Building a Selenium Framework from A to Z

This blog post is divided into 3 parts. In Part 1, we’ll focus on the high-level architecture of the Selenium framework. Part 2 will guide you through the steps to build the core components of the framework. Finally, Part 3 will discuss the utilities we can add to enrich our Selenium framework and increase productivity. Although it’s highly recommended that you read each part in the suggested order, you can still jump to the parts that most interest you.

PART 1

Why Selenium?

Demand for web development and testing is huge. As of January 2018, there were over 1.3 billion websites on the internet serving 3.8+ billion internet users worldwide (statistics here). As the result, the tooling market is now more competitive than ever. Commercial tool vendors are fiercely stomping on each other to get a piece of the test tool pie. But so far, no one has outshone Selenium in terms of popularity and adoption.

The biggest sweet spot of Selenium is the fact that it is open source. In other words, it is completely free to download and use. Selenium provides an API called WebDriver which enables testers to craft their tests in many programming languages, including Java, C#, Python, etc. Besides web browsers, you can also automate mobile devices like Android, and iOS via Appium. With all of those capabilities at our fingertips, we might feel invincible. Test automation is now problem-free right? Unfortunately, life is not that easy.

# Your objective:
Can you set down the part of the Selenium blog post between "Demand for web" and "popularity and adoption.", inclusive, word for word? The lines that come next have no connection to the blog post about the Selenium framework.

# Stored data:

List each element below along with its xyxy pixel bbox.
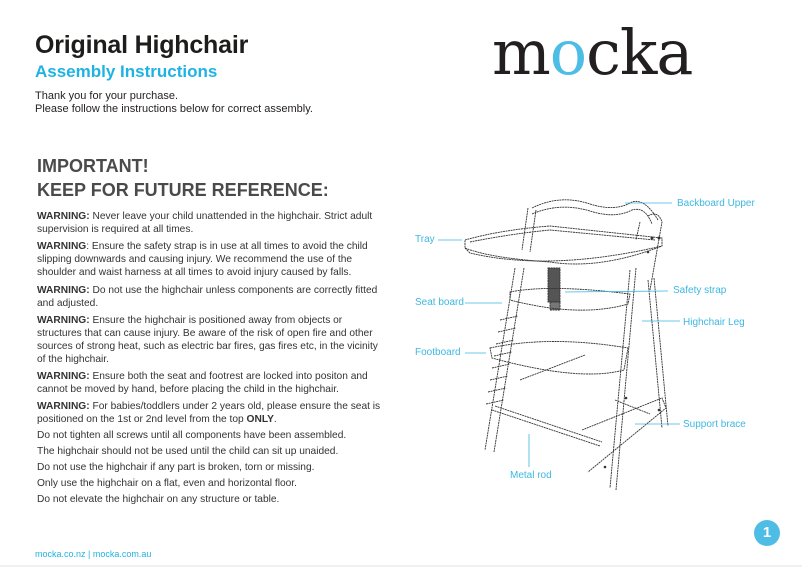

# Problem solution:
Demand for web development and testing is huge. As of January 2018, there were over 1.3 billion websites on the internet serving 3.8+ billion internet users worldwide (statistics here). As the result, the tooling market is now more competitive than ever. Commercial tool vendors are fiercely stomping on each other to get a piece of the test tool pie. But so far, no one has outshone Selenium in terms of popularity and adoption.